(Stored records)
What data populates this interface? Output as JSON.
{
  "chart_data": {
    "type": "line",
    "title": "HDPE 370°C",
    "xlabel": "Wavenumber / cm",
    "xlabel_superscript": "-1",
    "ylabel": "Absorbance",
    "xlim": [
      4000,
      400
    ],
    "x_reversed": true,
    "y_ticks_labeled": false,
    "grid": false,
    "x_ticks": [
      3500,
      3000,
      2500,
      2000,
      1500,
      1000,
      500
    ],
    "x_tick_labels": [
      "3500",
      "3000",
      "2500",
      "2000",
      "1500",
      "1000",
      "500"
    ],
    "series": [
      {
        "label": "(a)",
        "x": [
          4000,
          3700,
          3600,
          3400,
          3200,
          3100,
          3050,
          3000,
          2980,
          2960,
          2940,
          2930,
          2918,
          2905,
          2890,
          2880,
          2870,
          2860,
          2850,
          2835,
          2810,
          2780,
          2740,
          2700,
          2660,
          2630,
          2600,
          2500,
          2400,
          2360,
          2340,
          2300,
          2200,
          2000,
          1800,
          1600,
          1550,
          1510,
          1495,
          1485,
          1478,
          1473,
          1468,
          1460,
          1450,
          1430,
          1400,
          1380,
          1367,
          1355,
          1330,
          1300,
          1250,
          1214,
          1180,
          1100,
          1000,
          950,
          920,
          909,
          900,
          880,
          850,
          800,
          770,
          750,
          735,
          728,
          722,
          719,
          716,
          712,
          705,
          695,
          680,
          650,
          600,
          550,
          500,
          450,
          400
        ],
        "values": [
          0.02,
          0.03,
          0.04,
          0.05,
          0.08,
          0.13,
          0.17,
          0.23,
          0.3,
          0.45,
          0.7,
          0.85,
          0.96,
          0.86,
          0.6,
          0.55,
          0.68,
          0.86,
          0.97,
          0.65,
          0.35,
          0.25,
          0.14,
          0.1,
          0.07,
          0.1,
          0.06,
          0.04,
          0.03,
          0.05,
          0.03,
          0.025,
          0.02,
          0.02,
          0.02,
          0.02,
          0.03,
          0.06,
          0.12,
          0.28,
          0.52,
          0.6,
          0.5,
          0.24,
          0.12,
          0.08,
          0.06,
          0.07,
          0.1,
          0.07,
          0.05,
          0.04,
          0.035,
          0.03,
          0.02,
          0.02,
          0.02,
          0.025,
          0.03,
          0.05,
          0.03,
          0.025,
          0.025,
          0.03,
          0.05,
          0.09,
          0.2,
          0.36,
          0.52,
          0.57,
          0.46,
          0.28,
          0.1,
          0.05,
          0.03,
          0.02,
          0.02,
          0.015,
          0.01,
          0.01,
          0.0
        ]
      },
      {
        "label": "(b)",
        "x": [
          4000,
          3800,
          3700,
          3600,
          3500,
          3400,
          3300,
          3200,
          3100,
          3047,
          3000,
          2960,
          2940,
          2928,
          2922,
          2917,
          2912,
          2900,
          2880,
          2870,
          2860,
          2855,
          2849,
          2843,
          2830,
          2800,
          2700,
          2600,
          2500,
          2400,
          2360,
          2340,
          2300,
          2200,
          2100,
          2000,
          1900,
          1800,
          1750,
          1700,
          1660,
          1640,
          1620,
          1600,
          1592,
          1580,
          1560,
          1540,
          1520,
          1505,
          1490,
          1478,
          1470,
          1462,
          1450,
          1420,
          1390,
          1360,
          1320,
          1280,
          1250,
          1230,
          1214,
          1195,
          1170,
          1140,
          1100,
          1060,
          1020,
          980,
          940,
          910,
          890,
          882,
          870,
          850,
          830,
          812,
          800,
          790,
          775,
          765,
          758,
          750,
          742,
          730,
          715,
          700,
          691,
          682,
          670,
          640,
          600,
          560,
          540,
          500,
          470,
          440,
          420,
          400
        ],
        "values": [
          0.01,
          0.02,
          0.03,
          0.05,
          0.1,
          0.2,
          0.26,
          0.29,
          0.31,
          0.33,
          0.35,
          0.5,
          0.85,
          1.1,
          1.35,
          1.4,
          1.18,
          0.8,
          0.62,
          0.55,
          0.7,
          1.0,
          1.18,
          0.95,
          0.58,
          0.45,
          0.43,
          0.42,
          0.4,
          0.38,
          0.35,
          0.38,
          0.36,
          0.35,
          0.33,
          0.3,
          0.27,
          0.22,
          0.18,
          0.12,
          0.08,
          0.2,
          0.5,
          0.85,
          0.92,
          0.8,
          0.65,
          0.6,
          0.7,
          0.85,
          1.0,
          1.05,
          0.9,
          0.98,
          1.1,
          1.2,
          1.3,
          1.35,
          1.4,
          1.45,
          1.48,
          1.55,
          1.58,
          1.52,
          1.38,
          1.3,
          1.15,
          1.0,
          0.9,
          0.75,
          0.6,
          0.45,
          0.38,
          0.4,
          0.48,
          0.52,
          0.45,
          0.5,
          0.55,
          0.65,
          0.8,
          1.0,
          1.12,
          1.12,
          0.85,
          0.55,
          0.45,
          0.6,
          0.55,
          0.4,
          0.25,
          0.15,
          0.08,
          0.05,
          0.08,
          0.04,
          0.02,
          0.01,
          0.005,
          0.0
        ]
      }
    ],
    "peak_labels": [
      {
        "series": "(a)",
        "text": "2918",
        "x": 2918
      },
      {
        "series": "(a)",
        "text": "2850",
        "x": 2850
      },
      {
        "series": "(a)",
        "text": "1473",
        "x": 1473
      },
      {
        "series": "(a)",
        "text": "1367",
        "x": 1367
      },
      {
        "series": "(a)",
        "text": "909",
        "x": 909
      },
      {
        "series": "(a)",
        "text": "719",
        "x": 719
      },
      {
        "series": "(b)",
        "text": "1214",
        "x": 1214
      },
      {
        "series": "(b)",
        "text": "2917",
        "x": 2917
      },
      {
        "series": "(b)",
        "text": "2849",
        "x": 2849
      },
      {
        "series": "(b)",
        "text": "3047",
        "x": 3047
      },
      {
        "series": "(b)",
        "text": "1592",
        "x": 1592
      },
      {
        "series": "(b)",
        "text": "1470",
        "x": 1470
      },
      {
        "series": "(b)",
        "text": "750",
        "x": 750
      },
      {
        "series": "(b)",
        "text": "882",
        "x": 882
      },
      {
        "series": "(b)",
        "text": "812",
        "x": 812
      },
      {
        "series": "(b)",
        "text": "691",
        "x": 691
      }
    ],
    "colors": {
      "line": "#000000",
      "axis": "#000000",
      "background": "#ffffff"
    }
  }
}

YOUR OBJECTIVE
In this exercise, repeat all entries exactly.

TASK ANSWER
What data populates this interface? Output as JSON.
{
  "chart_data": {
    "type": "line",
    "title": "HDPE 370°C",
    "xlabel": "Wavenumber / cm",
    "xlabel_superscript": "-1",
    "ylabel": "Absorbance",
    "xlim": [
      4000,
      400
    ],
    "x_reversed": true,
    "y_ticks_labeled": false,
    "grid": false,
    "x_ticks": [
      3500,
      3000,
      2500,
      2000,
      1500,
      1000,
      500
    ],
    "x_tick_labels": [
      "3500",
      "3000",
      "2500",
      "2000",
      "1500",
      "1000",
      "500"
    ],
    "series": [
      {
        "label": "(a)",
        "x": [
          4000,
          3700,
          3600,
          3400,
          3200,
          3100,
          3050,
          3000,
          2980,
          2960,
          2940,
          2930,
          2918,
          2905,
          2890,
          2880,
          2870,
          2860,
          2850,
          2835,
          2810,
          2780,
          2740,
          2700,
          2660,
          2630,
          2600,
          2500,
          2400,
          2360,
          2340,
          2300,
          2200,
          2000,
          1800,
          1600,
          1550,
          1510,
          1495,
          1485,
          1478,
          1473,
          1468,
          1460,
          1450,
          1430,
          1400,
          1380,
          1367,
          1355,
          1330,
          1300,
          1250,
          1214,
          1180,
          1100,
          1000,
          950,
          920,
          909,
          900,
          880,
          850,
          800,
          770,
          750,
          735,
          728,
          722,
          719,
          716,
          712,
          705,
          695,
          680,
          650,
          600,
          550,
          500,
          450,
          400
        ],
        "values": [
          0.02,
          0.03,
          0.04,
          0.05,
          0.08,
          0.13,
          0.17,
          0.23,
          0.3,
          0.45,
          0.7,
          0.85,
          0.96,
          0.86,
          0.6,
          0.55,
          0.68,
          0.86,
          0.97,
          0.65,
          0.35,
          0.25,
          0.14,
          0.1,
          0.07,
          0.1,
          0.06,
          0.04,
          0.03,
          0.05,
          0.03,
          0.025,
          0.02,
          0.02,
          0.02,
          0.02,
          0.03,
          0.06,
          0.12,
          0.28,
          0.52,
          0.6,
          0.5,
          0.24,
          0.12,
          0.08,
          0.06,
          0.07,
          0.1,
          0.07,
          0.05,
          0.04,
          0.035,
          0.03,
          0.02,
          0.02,
          0.02,
          0.025,
          0.03,
          0.05,
          0.03,
          0.025,
          0.025,
          0.03,
          0.05,
          0.09,
          0.2,
          0.36,
          0.52,
          0.57,
          0.46,
          0.28,
          0.1,
          0.05,
          0.03,
          0.02,
          0.02,
          0.015,
          0.01,
          0.01,
          0.0
        ]
      },
      {
        "label": "(b)",
        "x": [
          4000,
          3800,
          3700,
          3600,
          3500,
          3400,
          3300,
          3200,
          3100,
          3047,
          3000,
          2960,
          2940,
          2928,
          2922,
          2917,
          2912,
          2900,
          2880,
          2870,
          2860,
          2855,
          2849,
          2843,
          2830,
          2800,
          2700,
          2600,
          2500,
          2400,
          2360,
          2340,
          2300,
          2200,
          2100,
          2000,
          1900,
          1800,
          1750,
          1700,
          1660,
          1640,
          1620,
          1600,
          1592,
          1580,
          1560,
          1540,
          1520,
          1505,
          1490,
          1478,
          1470,
          1462,
          1450,
          1420,
          1390,
          1360,
          1320,
          1280,
          1250,
          1230,
          1214,
          1195,
          1170,
          1140,
          1100,
          1060,
          1020,
          980,
          940,
          910,
          890,
          882,
          870,
          850,
          830,
          812,
          800,
          790,
          775,
          765,
          758,
          750,
          742,
          730,
          715,
          700,
          691,
          682,
          670,
          640,
          600,
          560,
          540,
          500,
          470,
          440,
          420,
          400
        ],
        "values": [
          0.01,
          0.02,
          0.03,
          0.05,
          0.1,
          0.2,
          0.26,
          0.29,
          0.31,
          0.33,
          0.35,
          0.5,
          0.85,
          1.1,
          1.35,
          1.4,
          1.18,
          0.8,
          0.62,
          0.55,
          0.7,
          1.0,
          1.18,
          0.95,
          0.58,
          0.45,
          0.43,
          0.42,
          0.4,
          0.38,
          0.35,
          0.38,
          0.36,
          0.35,
          0.33,
          0.3,
          0.27,
          0.22,
          0.18,
          0.12,
          0.08,
          0.2,
          0.5,
          0.85,
          0.92,
          0.8,
          0.65,
          0.6,
          0.7,
          0.85,
          1.0,
          1.05,
          0.9,
          0.98,
          1.1,
          1.2,
          1.3,
          1.35,
          1.4,
          1.45,
          1.48,
          1.55,
          1.58,
          1.52,
          1.38,
          1.3,
          1.15,
          1.0,
          0.9,
          0.75,
          0.6,
          0.45,
          0.38,
          0.4,
          0.48,
          0.52,
          0.45,
          0.5,
          0.55,
          0.65,
          0.8,
          1.0,
          1.12,
          1.12,
          0.85,
          0.55,
          0.45,
          0.6,
          0.55,
          0.4,
          0.25,
          0.15,
          0.08,
          0.05,
          0.08,
          0.04,
          0.02,
          0.01,
          0.005,
          0.0
        ]
      }
    ],
    "peak_labels": [
      {
        "series": "(a)",
        "text": "2918",
        "x": 2918
      },
      {
        "series": "(a)",
        "text": "2850",
        "x": 2850
      },
      {
        "series": "(a)",
        "text": "1473",
        "x": 1473
      },
      {
        "series": "(a)",
        "text": "1367",
        "x": 1367
      },
      {
        "series": "(a)",
        "text": "909",
        "x": 909
      },
      {
        "series": "(a)",
        "text": "719",
        "x": 719
      },
      {
        "series": "(b)",
        "text": "1214",
        "x": 1214
      },
      {
        "series": "(b)",
        "text": "2917",
        "x": 2917
      },
      {
        "series": "(b)",
        "text": "2849",
        "x": 2849
      },
      {
        "series": "(b)",
        "text": "3047",
        "x": 3047
      },
      {
        "series": "(b)",
        "text": "1592",
        "x": 1592
      },
      {
        "series": "(b)",
        "text": "1470",
        "x": 1470
      },
      {
        "series": "(b)",
        "text": "750",
        "x": 750
      },
      {
        "series": "(b)",
        "text": "882",
        "x": 882
      },
      {
        "series": "(b)",
        "text": "812",
        "x": 812
      },
      {
        "series": "(b)",
        "text": "691",
        "x": 691
      }
    ],
    "colors": {
      "line": "#000000",
      "axis": "#000000",
      "background": "#ffffff"
    }
  }
}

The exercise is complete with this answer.